Saved data entries
↓↓↓

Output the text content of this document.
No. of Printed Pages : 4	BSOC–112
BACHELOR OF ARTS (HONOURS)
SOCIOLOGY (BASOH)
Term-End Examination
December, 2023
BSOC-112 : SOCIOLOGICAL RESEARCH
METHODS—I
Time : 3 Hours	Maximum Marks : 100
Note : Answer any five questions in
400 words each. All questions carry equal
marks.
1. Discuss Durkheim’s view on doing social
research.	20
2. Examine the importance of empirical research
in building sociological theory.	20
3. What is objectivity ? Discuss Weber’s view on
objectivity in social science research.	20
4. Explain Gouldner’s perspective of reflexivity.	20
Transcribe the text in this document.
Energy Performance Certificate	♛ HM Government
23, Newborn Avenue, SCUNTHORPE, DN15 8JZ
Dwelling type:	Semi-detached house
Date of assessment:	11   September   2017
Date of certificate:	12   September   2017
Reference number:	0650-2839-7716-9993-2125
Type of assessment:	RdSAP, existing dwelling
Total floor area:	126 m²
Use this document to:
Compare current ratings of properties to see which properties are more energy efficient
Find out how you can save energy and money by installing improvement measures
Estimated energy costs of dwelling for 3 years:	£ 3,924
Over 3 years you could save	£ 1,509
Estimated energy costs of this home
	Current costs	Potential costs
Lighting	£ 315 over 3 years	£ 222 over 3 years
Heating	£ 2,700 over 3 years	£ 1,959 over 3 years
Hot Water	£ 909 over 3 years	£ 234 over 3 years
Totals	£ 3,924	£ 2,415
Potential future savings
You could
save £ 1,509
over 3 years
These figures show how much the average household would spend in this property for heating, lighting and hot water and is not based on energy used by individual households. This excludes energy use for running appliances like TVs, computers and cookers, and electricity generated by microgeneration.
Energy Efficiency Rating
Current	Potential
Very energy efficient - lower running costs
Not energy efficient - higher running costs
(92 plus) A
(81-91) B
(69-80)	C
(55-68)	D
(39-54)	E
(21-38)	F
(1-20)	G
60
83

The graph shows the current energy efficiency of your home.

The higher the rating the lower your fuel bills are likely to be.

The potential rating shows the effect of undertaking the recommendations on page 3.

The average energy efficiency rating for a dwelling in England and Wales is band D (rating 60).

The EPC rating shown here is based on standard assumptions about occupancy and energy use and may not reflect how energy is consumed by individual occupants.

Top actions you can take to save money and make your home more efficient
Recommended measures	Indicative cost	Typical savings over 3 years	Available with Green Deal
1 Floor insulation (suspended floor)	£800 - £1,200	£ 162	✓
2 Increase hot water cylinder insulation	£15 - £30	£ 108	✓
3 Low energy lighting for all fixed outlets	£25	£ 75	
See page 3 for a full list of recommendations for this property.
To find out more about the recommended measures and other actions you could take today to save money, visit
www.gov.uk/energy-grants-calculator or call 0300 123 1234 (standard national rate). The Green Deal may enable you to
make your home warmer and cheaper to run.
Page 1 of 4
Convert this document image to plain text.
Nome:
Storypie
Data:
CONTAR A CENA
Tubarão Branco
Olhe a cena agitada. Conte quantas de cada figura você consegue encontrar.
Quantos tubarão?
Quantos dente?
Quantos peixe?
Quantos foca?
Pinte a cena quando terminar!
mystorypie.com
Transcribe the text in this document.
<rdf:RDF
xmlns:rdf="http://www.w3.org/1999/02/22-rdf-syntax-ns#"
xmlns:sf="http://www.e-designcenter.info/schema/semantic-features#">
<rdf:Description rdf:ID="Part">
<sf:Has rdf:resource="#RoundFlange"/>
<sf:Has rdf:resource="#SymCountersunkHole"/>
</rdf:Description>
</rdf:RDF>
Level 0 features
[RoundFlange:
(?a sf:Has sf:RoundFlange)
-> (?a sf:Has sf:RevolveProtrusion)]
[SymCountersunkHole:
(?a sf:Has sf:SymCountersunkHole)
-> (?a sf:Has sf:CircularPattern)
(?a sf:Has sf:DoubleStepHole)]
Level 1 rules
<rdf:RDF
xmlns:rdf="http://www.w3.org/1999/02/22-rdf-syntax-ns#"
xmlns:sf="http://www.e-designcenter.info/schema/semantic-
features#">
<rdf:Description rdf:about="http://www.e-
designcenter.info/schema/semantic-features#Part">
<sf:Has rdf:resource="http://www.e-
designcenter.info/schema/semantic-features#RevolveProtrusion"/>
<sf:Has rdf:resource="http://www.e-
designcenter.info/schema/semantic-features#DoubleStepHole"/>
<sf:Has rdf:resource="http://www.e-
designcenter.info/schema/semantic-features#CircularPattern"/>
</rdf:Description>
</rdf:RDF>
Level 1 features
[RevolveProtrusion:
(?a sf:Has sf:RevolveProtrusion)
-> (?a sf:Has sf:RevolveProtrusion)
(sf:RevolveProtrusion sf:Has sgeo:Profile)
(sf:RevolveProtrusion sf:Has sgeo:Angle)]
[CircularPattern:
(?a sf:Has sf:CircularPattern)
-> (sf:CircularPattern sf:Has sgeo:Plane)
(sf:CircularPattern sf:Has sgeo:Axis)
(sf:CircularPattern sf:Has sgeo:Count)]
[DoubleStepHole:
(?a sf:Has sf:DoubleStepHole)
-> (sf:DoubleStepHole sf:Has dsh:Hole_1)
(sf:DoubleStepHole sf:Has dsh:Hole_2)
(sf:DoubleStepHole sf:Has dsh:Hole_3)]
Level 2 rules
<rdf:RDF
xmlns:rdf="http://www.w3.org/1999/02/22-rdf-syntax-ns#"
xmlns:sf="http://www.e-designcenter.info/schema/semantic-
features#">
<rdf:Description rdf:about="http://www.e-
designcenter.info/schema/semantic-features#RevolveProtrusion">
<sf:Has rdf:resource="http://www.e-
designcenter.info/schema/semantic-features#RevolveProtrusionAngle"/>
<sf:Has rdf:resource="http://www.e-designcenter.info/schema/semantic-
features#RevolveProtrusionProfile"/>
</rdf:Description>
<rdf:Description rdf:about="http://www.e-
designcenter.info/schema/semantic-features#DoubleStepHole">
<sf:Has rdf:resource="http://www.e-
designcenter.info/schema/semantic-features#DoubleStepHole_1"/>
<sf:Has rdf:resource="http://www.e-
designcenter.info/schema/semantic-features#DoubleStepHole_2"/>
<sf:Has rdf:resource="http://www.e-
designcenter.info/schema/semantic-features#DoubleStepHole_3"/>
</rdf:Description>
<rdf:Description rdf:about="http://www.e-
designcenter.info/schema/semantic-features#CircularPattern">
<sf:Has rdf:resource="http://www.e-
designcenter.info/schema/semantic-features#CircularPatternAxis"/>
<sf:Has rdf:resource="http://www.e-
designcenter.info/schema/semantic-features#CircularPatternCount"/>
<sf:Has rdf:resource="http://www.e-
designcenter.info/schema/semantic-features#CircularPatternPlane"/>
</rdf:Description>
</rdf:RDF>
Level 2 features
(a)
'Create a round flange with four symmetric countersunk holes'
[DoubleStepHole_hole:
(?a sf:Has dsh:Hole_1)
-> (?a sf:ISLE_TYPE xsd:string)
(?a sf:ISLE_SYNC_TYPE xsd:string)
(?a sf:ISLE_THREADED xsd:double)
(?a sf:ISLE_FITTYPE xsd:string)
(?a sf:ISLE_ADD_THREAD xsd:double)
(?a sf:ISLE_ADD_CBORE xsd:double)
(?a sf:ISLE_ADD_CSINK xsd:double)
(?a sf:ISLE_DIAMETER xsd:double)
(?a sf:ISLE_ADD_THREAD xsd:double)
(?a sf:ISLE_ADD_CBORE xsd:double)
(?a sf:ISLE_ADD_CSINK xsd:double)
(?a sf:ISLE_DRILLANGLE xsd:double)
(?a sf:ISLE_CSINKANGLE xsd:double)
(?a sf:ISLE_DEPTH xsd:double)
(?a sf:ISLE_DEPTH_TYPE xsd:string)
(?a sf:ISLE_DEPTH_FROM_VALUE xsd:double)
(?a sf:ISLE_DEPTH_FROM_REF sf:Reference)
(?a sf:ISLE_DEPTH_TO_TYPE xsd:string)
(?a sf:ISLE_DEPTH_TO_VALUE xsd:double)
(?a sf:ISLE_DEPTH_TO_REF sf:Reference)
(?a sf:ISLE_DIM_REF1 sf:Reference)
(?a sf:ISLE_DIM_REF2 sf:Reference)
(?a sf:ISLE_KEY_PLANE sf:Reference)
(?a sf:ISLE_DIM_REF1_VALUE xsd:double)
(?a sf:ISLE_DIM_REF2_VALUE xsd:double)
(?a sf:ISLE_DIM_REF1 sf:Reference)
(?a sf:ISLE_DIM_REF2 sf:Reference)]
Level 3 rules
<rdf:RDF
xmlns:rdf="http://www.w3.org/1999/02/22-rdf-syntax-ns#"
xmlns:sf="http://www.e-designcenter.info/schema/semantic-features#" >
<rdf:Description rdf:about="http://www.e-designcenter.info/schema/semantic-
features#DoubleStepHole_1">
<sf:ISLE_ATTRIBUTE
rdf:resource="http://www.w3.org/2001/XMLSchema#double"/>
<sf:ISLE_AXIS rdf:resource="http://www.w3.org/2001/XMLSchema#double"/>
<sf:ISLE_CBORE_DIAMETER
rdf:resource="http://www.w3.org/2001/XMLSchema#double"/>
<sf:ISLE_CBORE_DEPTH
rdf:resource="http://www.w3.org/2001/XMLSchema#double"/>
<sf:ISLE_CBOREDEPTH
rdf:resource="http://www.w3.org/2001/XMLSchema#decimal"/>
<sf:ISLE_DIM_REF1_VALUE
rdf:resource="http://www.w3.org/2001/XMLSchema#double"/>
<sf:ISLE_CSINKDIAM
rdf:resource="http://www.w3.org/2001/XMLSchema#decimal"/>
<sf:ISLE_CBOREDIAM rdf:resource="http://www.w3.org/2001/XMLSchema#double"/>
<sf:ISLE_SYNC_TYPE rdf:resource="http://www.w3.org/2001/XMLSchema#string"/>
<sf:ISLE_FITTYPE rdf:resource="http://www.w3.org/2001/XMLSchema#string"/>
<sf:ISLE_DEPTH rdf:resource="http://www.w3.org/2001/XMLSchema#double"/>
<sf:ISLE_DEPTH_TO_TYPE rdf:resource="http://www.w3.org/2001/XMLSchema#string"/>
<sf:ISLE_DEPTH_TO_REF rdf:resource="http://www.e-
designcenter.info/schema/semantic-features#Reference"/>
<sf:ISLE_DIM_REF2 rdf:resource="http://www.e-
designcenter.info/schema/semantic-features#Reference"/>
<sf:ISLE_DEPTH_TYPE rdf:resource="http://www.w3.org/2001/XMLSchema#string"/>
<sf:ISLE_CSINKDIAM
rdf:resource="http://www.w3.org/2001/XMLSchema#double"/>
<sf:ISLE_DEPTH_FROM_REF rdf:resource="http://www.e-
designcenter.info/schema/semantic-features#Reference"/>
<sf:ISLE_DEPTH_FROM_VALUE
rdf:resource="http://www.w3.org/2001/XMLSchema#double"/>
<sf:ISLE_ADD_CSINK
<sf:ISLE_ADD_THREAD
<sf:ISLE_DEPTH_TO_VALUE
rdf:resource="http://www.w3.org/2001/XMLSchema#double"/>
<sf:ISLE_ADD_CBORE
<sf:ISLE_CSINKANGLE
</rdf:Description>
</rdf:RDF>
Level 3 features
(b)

↑↑↑

#### Task instructions:
Check all the records above and select each line where the string "lower" is found.

#### Solution below:
Very energy efficient - lower running costs
The higher the rating the lower your fuel bills are likely to be.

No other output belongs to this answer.